Required task. Using the records below, report how many lines hold "this", with no extra text.
--- Start Input rows ---
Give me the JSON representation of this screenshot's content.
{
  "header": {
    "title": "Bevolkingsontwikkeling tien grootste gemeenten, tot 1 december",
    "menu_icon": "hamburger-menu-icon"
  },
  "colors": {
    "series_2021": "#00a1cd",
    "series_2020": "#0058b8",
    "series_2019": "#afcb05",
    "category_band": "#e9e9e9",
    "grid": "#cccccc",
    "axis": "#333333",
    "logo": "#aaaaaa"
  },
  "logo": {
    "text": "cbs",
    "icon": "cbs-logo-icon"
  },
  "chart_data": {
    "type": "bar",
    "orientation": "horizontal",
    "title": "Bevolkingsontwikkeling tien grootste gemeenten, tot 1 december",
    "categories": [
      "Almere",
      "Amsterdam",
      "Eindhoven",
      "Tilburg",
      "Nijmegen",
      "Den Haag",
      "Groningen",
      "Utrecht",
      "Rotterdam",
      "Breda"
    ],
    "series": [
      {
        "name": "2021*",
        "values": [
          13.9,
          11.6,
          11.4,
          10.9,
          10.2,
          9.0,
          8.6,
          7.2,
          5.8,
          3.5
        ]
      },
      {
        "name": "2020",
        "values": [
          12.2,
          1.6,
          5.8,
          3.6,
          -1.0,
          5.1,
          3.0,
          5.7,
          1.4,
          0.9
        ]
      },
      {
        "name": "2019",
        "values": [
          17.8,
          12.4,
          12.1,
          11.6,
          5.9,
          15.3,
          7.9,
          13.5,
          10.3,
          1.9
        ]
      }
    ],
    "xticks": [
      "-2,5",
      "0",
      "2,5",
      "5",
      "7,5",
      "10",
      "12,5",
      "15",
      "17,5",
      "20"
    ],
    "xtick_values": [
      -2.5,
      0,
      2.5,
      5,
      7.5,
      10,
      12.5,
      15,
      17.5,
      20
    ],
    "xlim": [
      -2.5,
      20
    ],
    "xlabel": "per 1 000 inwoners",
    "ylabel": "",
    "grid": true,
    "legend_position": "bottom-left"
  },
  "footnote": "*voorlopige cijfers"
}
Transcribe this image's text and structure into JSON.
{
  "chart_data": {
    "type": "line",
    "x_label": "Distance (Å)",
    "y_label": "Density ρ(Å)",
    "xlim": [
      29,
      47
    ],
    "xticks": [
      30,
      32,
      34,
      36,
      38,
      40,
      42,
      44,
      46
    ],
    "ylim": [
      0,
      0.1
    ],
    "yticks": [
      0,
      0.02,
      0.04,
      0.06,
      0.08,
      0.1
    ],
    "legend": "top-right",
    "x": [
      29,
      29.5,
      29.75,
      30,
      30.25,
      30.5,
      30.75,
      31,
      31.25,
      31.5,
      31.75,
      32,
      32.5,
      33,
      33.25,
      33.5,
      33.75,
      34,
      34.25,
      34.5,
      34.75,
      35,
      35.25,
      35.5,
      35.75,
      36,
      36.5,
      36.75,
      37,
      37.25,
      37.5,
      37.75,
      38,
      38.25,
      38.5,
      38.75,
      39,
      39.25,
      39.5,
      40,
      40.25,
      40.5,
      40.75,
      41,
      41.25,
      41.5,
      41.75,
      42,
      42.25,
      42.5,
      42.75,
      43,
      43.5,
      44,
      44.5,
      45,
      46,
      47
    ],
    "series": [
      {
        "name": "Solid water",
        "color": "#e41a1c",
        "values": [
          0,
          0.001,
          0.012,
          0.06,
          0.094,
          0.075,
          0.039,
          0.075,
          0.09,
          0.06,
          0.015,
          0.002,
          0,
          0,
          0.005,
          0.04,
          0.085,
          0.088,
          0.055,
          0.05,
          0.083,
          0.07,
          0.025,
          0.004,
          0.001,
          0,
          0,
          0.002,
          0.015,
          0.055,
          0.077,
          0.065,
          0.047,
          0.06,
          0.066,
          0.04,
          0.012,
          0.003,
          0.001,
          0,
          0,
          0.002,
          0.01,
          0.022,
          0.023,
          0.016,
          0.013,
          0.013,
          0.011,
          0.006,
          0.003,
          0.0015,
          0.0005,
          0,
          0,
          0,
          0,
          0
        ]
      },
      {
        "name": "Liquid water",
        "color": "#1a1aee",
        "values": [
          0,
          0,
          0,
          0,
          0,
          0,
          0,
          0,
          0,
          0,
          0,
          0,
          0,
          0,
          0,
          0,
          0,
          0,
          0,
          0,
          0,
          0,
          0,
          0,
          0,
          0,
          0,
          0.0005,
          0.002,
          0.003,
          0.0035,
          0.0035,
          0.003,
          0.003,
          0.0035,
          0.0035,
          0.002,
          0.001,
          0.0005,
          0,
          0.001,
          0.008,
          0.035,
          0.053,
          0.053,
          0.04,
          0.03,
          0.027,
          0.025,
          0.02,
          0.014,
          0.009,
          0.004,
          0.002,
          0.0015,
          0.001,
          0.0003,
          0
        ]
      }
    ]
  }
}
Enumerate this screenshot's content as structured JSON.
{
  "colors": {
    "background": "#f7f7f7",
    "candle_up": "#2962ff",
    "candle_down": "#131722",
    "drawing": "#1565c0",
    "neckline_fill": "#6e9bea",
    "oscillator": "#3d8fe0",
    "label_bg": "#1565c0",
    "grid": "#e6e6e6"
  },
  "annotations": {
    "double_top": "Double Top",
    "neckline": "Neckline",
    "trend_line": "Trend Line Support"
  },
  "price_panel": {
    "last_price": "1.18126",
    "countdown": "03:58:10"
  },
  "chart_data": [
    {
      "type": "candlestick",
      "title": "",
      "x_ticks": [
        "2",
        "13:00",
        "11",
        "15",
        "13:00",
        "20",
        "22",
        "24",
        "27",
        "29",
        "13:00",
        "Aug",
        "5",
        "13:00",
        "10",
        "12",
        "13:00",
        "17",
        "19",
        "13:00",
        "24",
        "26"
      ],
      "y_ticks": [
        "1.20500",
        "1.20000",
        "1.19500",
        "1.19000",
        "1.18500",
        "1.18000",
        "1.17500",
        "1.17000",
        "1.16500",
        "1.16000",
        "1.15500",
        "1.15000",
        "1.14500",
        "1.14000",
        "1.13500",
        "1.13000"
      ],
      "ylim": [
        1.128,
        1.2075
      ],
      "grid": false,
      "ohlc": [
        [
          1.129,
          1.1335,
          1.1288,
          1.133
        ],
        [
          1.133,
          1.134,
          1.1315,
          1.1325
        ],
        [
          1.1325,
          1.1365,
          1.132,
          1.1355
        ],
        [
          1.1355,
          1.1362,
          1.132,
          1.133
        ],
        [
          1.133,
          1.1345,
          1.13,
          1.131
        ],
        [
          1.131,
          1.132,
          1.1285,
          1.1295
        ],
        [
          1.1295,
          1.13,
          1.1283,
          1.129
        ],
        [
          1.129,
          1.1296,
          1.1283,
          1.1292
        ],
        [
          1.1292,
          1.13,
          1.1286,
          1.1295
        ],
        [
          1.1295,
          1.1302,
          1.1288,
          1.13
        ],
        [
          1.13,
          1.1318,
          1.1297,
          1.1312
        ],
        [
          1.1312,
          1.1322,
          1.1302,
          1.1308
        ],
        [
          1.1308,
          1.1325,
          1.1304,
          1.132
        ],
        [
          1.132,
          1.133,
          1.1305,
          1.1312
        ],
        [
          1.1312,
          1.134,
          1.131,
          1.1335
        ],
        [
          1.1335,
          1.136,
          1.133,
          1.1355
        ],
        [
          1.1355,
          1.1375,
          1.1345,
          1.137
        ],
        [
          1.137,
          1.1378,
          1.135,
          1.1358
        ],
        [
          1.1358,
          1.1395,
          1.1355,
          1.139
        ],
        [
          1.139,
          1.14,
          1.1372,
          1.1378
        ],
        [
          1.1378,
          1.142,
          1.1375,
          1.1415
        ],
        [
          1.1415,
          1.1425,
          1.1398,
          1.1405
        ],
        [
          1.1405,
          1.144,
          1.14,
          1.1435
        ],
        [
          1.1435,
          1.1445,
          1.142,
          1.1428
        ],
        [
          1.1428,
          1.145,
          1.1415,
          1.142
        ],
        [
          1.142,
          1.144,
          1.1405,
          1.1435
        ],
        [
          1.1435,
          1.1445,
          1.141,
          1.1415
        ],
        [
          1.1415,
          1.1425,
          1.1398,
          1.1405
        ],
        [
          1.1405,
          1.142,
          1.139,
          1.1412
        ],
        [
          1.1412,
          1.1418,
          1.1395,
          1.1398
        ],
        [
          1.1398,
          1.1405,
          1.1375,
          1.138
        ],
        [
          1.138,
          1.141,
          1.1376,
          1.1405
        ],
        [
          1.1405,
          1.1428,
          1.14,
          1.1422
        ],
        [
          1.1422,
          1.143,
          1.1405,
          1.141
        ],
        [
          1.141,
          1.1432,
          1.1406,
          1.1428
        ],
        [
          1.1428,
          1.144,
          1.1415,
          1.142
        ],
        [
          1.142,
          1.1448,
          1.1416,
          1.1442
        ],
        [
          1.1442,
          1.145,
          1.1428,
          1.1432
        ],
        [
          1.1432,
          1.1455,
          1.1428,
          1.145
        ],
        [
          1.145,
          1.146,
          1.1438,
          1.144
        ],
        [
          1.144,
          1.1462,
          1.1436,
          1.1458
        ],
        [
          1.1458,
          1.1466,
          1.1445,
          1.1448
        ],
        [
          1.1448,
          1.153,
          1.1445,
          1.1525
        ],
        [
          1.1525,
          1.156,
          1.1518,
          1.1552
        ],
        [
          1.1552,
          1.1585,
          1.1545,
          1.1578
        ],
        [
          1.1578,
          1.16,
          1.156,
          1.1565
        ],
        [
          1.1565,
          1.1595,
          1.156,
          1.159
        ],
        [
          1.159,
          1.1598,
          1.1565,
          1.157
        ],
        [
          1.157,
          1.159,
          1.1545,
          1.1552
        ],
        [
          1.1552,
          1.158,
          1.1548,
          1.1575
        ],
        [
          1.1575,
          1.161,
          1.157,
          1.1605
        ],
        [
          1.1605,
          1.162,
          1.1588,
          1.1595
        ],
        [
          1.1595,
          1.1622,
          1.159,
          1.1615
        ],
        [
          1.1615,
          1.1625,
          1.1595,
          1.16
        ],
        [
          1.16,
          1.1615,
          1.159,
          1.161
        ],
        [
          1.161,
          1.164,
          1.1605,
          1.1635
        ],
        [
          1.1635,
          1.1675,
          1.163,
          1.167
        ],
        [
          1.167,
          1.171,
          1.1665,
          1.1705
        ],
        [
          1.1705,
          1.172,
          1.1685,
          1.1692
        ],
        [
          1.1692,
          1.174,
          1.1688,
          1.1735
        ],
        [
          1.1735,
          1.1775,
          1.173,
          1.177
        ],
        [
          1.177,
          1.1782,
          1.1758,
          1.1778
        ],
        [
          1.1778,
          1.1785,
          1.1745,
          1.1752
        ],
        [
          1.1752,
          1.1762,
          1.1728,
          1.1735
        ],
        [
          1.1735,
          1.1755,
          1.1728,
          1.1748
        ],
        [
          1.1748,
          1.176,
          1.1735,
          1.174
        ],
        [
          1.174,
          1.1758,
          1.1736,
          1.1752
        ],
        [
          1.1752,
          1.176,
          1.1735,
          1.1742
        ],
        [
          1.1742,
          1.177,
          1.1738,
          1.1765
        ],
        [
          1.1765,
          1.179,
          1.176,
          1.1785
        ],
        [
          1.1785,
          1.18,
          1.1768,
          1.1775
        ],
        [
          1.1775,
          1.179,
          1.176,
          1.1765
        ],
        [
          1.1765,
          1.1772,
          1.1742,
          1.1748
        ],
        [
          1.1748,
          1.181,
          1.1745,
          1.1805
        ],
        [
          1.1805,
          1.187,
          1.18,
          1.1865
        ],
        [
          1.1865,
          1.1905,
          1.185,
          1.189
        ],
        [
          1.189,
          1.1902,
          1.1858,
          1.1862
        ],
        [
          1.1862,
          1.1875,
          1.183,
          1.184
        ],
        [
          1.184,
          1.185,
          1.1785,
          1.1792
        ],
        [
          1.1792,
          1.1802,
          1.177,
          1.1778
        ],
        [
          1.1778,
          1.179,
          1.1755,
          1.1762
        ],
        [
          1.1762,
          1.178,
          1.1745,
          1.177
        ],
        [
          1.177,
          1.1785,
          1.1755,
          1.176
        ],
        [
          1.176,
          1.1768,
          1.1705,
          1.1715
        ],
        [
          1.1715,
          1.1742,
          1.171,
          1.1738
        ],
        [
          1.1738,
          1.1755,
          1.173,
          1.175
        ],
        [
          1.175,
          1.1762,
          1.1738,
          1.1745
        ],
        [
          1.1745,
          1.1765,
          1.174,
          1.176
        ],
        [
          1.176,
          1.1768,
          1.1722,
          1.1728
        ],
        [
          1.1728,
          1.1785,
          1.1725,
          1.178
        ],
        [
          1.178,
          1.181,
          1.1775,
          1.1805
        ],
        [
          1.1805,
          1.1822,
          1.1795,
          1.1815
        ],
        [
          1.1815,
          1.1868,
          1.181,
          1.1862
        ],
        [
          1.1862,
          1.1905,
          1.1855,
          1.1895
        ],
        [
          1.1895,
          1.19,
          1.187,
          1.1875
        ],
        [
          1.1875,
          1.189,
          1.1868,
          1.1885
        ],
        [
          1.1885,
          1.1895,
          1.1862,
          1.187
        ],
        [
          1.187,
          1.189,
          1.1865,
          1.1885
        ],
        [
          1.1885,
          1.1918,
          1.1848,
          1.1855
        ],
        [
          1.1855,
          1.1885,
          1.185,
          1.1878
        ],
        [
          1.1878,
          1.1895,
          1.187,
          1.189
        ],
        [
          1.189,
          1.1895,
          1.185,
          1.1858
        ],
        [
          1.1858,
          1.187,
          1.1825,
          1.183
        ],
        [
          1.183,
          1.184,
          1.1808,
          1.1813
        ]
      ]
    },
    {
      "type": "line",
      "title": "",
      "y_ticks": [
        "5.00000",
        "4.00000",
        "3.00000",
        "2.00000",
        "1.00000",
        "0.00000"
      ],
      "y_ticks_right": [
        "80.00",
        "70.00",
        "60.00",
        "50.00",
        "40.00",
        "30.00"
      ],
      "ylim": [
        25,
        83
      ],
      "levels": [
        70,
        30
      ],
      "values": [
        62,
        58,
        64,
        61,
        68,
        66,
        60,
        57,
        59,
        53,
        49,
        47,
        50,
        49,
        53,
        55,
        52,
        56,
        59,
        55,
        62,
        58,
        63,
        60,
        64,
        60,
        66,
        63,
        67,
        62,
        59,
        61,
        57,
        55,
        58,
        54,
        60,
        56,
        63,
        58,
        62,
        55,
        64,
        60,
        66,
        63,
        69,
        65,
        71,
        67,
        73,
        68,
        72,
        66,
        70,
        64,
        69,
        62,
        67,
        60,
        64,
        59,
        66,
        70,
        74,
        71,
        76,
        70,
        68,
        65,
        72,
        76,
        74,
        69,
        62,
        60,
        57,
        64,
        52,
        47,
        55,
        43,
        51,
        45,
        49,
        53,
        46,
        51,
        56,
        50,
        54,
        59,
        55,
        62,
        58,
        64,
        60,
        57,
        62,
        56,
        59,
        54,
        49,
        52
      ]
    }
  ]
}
--- End Input rows ---
Reply to the exercise. 3